JOB — Reproduce the entries below in full, word for word.

# START OF SOURCE RECORDS

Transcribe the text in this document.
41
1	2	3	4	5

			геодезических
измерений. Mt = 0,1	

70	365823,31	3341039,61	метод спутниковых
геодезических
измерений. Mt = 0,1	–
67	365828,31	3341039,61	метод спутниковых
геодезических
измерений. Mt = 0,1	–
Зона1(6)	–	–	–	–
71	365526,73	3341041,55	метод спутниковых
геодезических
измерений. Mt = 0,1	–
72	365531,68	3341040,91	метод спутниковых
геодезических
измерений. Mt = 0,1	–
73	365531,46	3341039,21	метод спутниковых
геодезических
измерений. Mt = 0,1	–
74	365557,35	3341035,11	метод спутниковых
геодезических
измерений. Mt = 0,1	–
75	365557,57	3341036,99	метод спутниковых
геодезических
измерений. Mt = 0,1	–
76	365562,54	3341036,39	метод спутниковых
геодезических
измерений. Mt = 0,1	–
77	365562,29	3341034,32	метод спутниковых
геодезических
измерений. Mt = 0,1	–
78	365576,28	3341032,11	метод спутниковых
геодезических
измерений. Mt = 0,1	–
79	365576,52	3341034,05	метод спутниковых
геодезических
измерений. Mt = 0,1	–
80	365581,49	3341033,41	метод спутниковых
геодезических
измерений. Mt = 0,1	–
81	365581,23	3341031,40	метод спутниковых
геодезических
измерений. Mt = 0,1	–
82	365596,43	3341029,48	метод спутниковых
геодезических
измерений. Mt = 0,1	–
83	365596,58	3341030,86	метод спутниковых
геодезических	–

# END OF SOURCE RECORDS

EXERCISE RESPONSE —
Transcribe the text in this document.
41
1	2	3	4	5

			геодезических
измерений. Mt = 0,1	

70	365823,31	3341039,61	метод спутниковых
геодезических
измерений. Mt = 0,1	–
67	365828,31	3341039,61	метод спутниковых
геодезических
измерений. Mt = 0,1	–
Зона1(6)	–	–	–	–
71	365526,73	3341041,55	метод спутниковых
геодезических
измерений. Mt = 0,1	–
72	365531,68	3341040,91	метод спутниковых
геодезических
измерений. Mt = 0,1	–
73	365531,46	3341039,21	метод спутниковых
геодезических
измерений. Mt = 0,1	–
74	365557,35	3341035,11	метод спутниковых
геодезических
измерений. Mt = 0,1	–
75	365557,57	3341036,99	метод спутниковых
геодезических
измерений. Mt = 0,1	–
76	365562,54	3341036,39	метод спутниковых
геодезических
измерений. Mt = 0,1	–
77	365562,29	3341034,32	метод спутниковых
геодезических
измерений. Mt = 0,1	–
78	365576,28	3341032,11	метод спутниковых
геодезических
измерений. Mt = 0,1	–
79	365576,52	3341034,05	метод спутниковых
геодезических
измерений. Mt = 0,1	–
80	365581,49	3341033,41	метод спутниковых
геодезических
измерений. Mt = 0,1	–
81	365581,23	3341031,40	метод спутниковых
геодезических
измерений. Mt = 0,1	–
82	365596,43	3341029,48	метод спутниковых
геодезических
измерений. Mt = 0,1	–
83	365596,58	3341030,86	метод спутниковых
геодезических	–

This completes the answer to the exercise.